§ Required work
Can you give all the records again without altering a single character?

--- START OF Supplied information ---

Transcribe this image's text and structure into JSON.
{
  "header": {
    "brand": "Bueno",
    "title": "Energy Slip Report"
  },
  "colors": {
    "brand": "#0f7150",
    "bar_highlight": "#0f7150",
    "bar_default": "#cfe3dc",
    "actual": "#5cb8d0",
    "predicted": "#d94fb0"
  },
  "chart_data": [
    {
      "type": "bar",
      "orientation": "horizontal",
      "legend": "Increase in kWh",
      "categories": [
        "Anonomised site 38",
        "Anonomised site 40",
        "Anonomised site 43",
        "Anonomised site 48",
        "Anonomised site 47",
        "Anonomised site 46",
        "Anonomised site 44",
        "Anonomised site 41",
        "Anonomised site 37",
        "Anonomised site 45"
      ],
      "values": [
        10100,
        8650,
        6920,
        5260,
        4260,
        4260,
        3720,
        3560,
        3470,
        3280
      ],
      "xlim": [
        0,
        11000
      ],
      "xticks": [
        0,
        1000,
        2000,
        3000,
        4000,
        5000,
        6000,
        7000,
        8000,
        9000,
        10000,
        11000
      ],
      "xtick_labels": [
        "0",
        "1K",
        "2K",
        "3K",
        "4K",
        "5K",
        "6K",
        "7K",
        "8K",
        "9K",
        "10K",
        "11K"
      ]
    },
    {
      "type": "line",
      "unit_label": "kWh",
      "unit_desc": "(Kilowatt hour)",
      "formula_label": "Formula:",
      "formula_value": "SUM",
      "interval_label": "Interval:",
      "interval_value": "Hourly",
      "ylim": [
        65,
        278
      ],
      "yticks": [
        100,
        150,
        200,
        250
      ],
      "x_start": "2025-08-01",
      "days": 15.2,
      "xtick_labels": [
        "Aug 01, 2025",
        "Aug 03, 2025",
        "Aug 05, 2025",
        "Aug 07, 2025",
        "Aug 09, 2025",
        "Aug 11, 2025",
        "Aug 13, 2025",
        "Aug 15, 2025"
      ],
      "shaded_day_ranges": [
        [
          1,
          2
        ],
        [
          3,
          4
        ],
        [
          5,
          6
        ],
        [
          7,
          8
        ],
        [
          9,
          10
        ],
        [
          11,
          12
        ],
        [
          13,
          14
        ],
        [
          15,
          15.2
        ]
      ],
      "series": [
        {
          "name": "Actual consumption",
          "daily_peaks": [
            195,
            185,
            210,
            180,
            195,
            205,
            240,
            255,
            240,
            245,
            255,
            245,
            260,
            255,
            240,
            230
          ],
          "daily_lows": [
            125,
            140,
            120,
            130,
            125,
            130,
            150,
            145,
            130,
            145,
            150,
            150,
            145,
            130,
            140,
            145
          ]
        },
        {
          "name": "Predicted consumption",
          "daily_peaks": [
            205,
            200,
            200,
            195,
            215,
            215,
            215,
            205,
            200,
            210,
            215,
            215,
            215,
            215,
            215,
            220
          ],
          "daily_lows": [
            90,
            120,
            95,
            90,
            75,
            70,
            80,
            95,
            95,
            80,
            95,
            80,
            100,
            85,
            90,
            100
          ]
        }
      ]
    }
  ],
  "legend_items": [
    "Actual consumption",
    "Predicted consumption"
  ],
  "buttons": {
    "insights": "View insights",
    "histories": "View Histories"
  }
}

--- END OF Supplied information ---

§ Expected answer
Transcribe this image's text and structure into JSON.
{
  "header": {
    "brand": "Bueno",
    "title": "Energy Slip Report"
  },
  "colors": {
    "brand": "#0f7150",
    "bar_highlight": "#0f7150",
    "bar_default": "#cfe3dc",
    "actual": "#5cb8d0",
    "predicted": "#d94fb0"
  },
  "chart_data": [
    {
      "type": "bar",
      "orientation": "horizontal",
      "legend": "Increase in kWh",
      "categories": [
        "Anonomised site 38",
        "Anonomised site 40",
        "Anonomised site 43",
        "Anonomised site 48",
        "Anonomised site 47",
        "Anonomised site 46",
        "Anonomised site 44",
        "Anonomised site 41",
        "Anonomised site 37",
        "Anonomised site 45"
      ],
      "values": [
        10100,
        8650,
        6920,
        5260,
        4260,
        4260,
        3720,
        3560,
        3470,
        3280
      ],
      "xlim": [
        0,
        11000
      ],
      "xticks": [
        0,
        1000,
        2000,
        3000,
        4000,
        5000,
        6000,
        7000,
        8000,
        9000,
        10000,
        11000
      ],
      "xtick_labels": [
        "0",
        "1K",
        "2K",
        "3K",
        "4K",
        "5K",
        "6K",
        "7K",
        "8K",
        "9K",
        "10K",
        "11K"
      ]
    },
    {
      "type": "line",
      "unit_label": "kWh",
      "unit_desc": "(Kilowatt hour)",
      "formula_label": "Formula:",
      "formula_value": "SUM",
      "interval_label": "Interval:",
      "interval_value": "Hourly",
      "ylim": [
        65,
        278
      ],
      "yticks": [
        100,
        150,
        200,
        250
      ],
      "x_start": "2025-08-01",
      "days": 15.2,
      "xtick_labels": [
        "Aug 01, 2025",
        "Aug 03, 2025",
        "Aug 05, 2025",
        "Aug 07, 2025",
        "Aug 09, 2025",
        "Aug 11, 2025",
        "Aug 13, 2025",
        "Aug 15, 2025"
      ],
      "shaded_day_ranges": [
        [
          1,
          2
        ],
        [
          3,
          4
        ],
        [
          5,
          6
        ],
        [
          7,
          8
        ],
        [
          9,
          10
        ],
        [
          11,
          12
        ],
        [
          13,
          14
        ],
        [
          15,
          15.2
        ]
      ],
      "series": [
        {
          "name": "Actual consumption",
          "daily_peaks": [
            195,
            185,
            210,
            180,
            195,
            205,
            240,
            255,
            240,
            245,
            255,
            245,
            260,
            255,
            240,
            230
          ],
          "daily_lows": [
            125,
            140,
            120,
            130,
            125,
            130,
            150,
            145,
            130,
            145,
            150,
            150,
            145,
            130,
            140,
            145
          ]
        },
        {
          "name": "Predicted consumption",
          "daily_peaks": [
            205,
            200,
            200,
            195,
            215,
            215,
            215,
            205,
            200,
            210,
            215,
            215,
            215,
            215,
            215,
            220
          ],
          "daily_lows": [
            90,
            120,
            95,
            90,
            75,
            70,
            80,
            95,
            95,
            80,
            95,
            80,
            100,
            85,
            90,
            100
          ]
        }
      ]
    }
  ],
  "legend_items": [
    "Actual consumption",
    "Predicted consumption"
  ],
  "buttons": {
    "insights": "View insights",
    "histories": "View Histories"
  }
}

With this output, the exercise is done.